--- Start ---

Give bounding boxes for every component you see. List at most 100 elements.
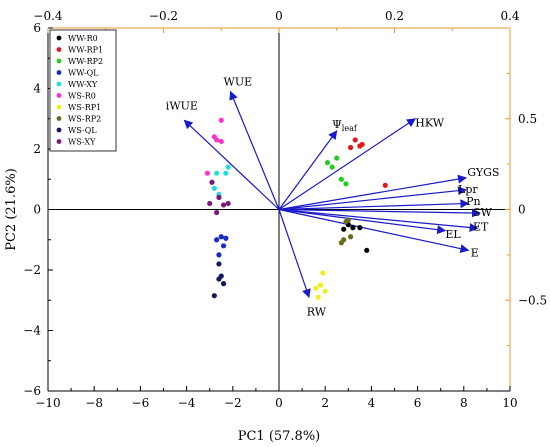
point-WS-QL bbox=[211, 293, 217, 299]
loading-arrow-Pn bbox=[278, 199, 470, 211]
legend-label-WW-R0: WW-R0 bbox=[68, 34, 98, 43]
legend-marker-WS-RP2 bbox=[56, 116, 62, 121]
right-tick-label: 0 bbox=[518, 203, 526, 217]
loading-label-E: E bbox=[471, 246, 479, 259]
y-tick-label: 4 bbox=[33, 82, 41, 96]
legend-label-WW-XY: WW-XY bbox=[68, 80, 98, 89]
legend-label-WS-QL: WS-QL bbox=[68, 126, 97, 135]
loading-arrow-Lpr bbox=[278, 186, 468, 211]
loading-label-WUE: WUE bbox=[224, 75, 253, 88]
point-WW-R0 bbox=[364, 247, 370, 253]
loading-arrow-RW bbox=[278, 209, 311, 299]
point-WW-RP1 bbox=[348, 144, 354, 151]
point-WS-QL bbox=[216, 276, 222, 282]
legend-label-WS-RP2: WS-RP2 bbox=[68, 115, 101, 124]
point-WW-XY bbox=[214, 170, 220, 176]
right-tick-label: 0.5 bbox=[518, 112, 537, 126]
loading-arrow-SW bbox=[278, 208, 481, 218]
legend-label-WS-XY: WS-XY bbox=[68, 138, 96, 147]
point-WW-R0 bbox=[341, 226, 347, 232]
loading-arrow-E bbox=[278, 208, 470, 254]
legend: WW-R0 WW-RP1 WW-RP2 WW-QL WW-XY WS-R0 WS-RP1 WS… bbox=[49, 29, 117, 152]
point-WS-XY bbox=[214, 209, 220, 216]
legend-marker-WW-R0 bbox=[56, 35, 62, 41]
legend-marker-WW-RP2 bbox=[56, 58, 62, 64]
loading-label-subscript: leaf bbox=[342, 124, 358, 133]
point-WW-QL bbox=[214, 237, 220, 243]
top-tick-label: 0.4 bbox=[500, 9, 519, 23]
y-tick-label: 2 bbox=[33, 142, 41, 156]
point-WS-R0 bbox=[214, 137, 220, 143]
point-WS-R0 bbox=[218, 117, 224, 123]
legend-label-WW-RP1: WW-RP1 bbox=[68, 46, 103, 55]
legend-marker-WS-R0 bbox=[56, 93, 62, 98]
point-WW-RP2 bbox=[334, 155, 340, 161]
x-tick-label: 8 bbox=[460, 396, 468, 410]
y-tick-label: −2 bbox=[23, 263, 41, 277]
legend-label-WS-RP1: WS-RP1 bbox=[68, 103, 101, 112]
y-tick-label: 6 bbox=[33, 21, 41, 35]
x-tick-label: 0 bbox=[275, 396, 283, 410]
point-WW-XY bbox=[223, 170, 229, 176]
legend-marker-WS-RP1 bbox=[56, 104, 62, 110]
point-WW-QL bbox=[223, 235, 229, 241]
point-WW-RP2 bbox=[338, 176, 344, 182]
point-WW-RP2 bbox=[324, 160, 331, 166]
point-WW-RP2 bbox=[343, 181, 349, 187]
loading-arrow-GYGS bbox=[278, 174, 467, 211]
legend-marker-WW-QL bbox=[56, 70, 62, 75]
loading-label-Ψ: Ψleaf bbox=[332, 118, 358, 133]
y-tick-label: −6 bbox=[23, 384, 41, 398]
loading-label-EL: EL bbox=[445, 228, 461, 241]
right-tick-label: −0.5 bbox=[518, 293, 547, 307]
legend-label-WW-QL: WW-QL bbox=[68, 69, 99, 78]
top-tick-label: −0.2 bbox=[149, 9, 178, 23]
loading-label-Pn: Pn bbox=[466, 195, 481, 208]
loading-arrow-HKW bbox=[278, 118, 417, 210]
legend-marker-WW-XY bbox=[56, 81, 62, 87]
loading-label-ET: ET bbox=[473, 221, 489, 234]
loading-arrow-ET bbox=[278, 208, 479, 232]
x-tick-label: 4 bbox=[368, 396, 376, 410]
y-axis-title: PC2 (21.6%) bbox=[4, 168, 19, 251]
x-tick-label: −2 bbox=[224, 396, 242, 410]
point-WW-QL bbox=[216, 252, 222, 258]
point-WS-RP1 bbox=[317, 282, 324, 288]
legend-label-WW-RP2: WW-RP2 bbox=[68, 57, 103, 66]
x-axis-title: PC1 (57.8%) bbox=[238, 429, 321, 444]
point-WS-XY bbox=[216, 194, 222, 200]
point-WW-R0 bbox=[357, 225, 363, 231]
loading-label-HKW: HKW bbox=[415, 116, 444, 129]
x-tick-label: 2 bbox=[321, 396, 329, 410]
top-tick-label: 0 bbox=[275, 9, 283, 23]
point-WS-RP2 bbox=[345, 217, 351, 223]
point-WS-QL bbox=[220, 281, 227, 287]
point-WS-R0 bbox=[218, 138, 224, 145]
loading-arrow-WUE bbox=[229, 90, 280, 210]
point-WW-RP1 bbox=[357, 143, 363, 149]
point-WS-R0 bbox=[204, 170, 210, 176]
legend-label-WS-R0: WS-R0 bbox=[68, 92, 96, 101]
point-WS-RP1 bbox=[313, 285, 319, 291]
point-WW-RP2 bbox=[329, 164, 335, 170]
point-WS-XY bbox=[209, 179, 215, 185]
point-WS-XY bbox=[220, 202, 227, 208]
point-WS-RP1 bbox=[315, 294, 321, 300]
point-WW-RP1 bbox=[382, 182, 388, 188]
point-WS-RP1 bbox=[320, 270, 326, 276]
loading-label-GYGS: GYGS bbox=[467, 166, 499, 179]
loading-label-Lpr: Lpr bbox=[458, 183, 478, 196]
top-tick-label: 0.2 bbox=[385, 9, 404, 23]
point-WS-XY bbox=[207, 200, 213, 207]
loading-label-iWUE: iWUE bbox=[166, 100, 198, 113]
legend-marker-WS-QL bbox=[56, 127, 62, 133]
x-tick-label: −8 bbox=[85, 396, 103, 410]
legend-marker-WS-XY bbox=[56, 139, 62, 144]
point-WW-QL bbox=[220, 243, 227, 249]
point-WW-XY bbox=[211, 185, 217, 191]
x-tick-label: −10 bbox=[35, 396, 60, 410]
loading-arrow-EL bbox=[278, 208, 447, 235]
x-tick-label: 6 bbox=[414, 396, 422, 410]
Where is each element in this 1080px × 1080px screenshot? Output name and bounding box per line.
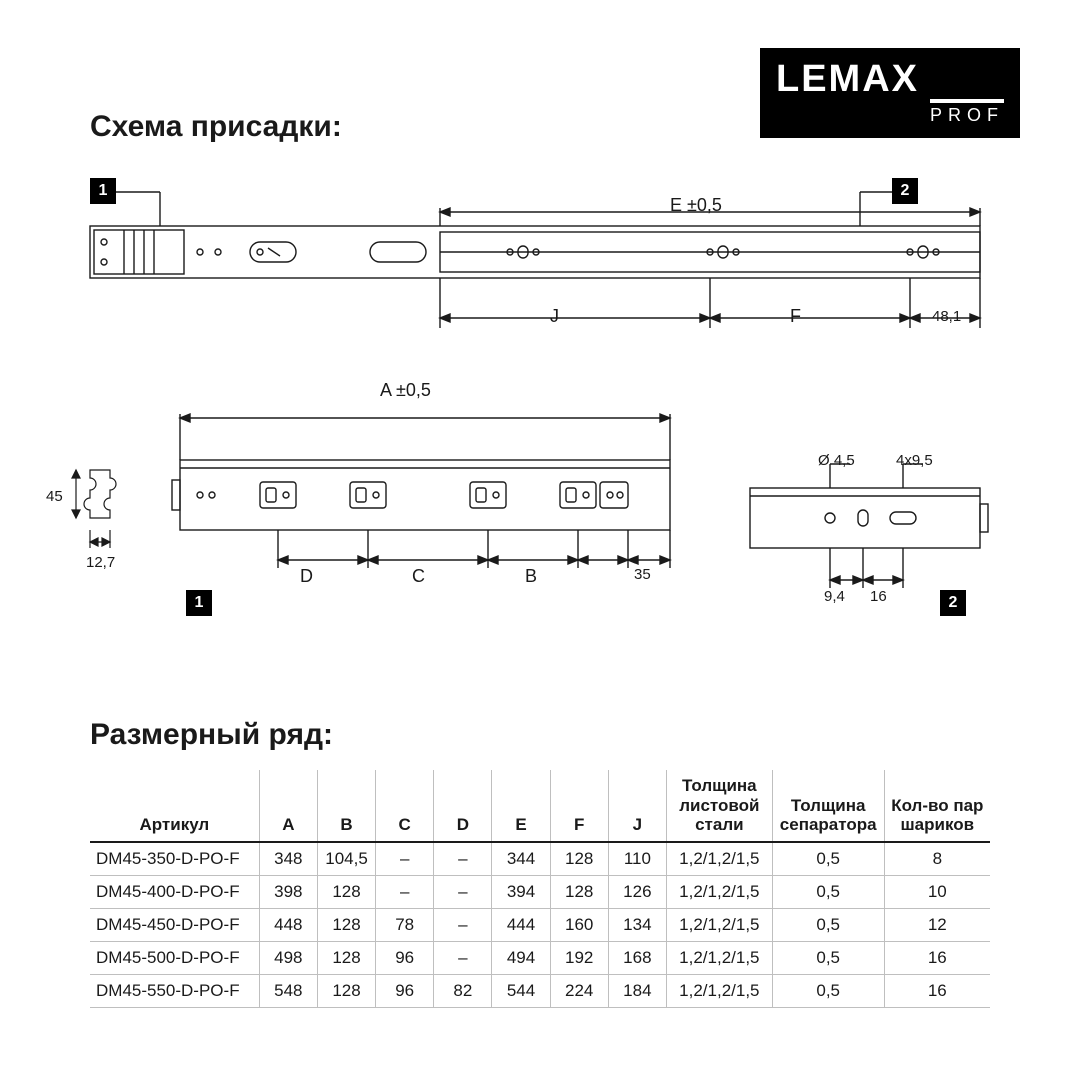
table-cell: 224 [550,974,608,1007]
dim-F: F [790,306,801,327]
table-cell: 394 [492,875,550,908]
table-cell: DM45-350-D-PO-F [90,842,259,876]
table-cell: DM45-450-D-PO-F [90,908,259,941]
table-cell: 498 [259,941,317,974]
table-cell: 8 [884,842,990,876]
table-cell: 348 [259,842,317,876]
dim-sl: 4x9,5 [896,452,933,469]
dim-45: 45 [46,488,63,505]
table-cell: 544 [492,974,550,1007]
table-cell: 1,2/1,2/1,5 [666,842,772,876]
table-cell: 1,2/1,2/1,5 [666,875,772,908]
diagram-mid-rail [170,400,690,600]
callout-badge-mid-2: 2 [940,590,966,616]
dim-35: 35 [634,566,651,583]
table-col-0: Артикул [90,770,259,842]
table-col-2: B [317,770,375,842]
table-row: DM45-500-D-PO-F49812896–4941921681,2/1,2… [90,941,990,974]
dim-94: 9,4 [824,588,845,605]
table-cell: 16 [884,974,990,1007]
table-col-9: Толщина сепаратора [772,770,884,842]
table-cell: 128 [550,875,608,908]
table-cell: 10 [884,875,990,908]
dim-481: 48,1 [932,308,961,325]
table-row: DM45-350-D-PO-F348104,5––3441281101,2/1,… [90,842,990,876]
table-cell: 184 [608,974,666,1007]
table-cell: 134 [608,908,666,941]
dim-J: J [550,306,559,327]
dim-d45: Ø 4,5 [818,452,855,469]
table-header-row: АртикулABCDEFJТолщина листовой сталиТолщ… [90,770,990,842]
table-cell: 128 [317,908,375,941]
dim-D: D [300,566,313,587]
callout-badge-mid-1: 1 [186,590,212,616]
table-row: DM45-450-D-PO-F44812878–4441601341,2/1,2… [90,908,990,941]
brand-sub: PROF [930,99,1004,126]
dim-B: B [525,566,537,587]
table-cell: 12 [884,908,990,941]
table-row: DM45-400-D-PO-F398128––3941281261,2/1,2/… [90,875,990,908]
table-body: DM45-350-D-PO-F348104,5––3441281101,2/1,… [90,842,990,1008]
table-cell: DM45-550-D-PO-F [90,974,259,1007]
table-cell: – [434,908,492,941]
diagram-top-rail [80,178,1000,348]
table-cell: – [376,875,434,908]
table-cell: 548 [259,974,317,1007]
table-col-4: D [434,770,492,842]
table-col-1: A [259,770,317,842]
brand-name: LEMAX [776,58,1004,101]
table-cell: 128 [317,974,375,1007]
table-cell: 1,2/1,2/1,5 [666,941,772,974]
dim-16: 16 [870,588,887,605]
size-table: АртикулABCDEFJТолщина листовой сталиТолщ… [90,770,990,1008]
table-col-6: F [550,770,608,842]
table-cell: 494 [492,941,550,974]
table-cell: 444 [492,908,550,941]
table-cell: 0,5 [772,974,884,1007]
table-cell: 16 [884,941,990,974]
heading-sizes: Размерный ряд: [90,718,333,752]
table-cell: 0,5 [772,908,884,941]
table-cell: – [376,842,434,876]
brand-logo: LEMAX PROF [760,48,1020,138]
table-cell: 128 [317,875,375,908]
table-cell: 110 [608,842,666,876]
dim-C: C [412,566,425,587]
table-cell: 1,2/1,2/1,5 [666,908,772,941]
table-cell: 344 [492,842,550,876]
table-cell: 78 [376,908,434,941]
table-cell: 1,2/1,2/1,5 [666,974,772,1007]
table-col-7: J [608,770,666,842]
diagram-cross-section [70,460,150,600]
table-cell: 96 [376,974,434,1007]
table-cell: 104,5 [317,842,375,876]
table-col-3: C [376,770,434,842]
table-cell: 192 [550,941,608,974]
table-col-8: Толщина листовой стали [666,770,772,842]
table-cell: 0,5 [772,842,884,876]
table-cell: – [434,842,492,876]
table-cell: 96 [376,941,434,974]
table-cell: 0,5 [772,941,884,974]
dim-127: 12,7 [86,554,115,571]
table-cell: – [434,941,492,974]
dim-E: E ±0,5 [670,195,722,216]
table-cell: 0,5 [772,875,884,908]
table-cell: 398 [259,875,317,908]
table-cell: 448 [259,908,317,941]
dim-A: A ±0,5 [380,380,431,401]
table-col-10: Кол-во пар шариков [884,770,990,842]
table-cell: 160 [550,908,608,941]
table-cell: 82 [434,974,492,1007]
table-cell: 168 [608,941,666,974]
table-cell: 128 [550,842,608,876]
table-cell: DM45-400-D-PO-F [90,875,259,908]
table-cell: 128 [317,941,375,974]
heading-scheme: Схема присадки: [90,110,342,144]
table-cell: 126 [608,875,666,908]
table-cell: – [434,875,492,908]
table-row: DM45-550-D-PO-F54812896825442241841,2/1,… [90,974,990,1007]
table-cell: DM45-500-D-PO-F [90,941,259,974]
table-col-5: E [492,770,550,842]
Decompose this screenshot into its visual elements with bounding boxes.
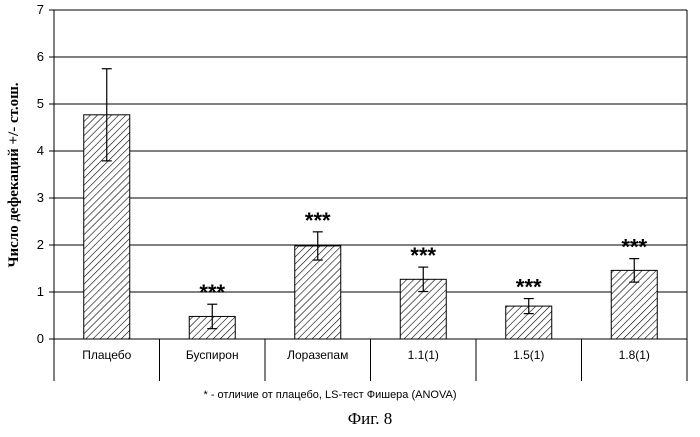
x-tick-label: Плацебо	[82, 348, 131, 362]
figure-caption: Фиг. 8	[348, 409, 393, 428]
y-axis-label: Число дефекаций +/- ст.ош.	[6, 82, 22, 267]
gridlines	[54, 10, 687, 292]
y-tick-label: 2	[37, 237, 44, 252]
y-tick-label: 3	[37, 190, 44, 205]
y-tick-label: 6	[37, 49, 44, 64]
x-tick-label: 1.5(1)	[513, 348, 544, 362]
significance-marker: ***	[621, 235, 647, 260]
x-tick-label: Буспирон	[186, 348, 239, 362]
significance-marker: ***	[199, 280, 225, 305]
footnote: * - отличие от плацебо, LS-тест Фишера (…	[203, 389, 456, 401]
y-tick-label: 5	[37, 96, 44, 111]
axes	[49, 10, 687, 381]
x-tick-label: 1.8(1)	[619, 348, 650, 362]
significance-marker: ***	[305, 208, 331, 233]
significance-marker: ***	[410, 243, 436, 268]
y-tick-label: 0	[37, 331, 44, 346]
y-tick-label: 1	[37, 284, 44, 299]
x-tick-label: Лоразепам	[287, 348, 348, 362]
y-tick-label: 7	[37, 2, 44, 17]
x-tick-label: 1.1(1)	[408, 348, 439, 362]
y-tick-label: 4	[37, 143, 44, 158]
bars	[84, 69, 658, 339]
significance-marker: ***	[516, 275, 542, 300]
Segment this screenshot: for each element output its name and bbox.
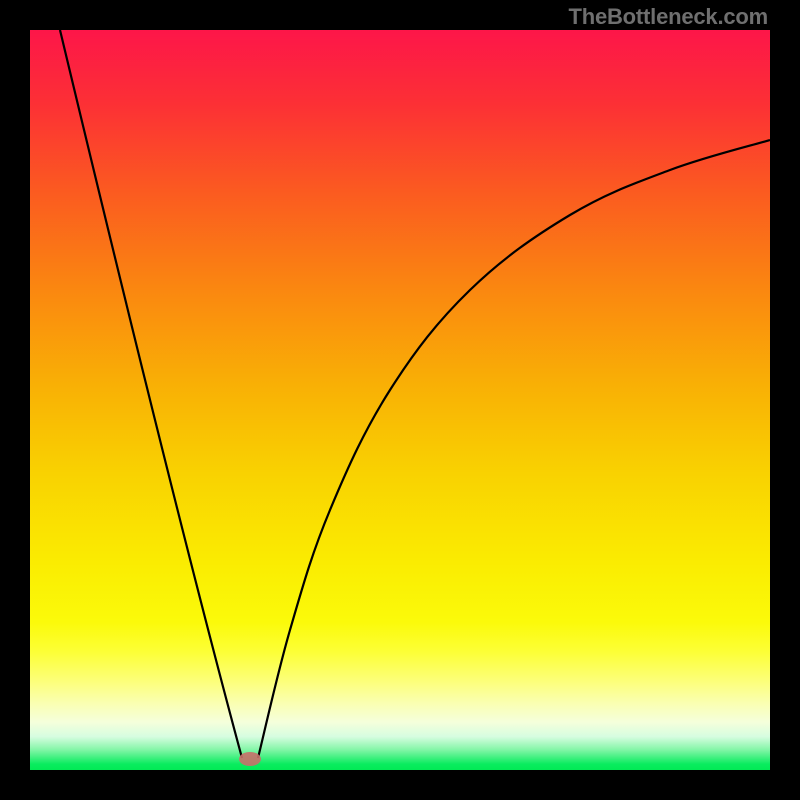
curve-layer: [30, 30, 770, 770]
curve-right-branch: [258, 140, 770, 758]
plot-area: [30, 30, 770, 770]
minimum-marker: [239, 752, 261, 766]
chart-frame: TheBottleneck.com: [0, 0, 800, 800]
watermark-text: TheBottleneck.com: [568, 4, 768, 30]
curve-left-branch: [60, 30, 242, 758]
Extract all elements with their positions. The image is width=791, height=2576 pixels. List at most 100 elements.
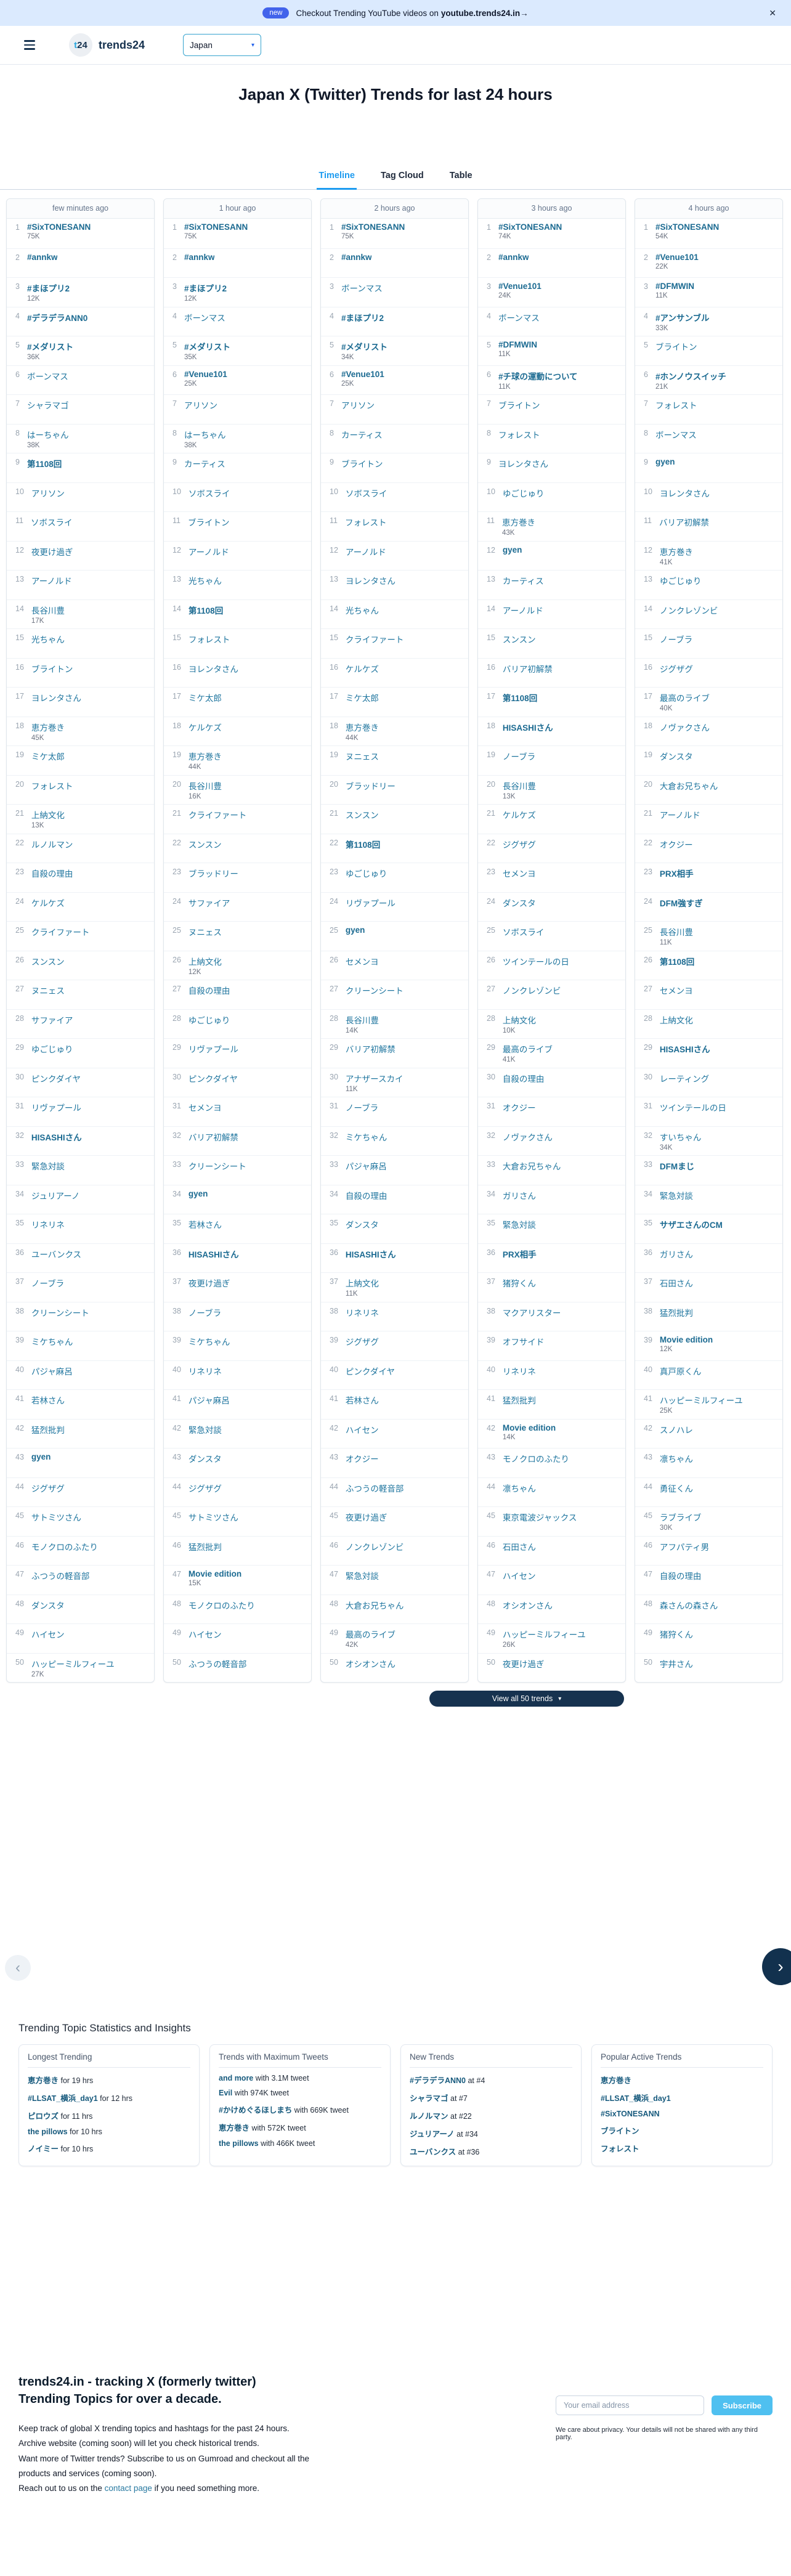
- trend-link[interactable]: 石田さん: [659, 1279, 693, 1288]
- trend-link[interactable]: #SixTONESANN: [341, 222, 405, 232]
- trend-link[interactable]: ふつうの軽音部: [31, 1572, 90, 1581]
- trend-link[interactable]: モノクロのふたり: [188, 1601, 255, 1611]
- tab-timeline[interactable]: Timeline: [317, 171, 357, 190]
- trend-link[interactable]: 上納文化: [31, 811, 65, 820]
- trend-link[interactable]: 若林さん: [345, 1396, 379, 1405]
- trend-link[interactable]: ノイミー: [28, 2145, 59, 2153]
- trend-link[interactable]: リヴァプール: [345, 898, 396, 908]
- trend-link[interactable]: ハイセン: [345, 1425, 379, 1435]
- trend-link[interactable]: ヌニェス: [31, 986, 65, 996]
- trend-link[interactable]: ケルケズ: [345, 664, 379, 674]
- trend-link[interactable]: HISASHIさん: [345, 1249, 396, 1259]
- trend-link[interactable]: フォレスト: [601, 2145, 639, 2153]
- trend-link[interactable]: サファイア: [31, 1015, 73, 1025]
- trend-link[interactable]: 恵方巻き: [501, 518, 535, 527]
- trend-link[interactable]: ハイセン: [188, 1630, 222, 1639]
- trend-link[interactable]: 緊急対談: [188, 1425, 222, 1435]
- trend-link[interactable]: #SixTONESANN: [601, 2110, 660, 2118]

--- End ---

Show every line above that contains the string "TheBottleneck".

TASK SOLUTION:
chart-frame: TheBottleneck.com: [0, 0, 800, 800]
watermark-text: TheBottleneck.com: [568, 4, 768, 30]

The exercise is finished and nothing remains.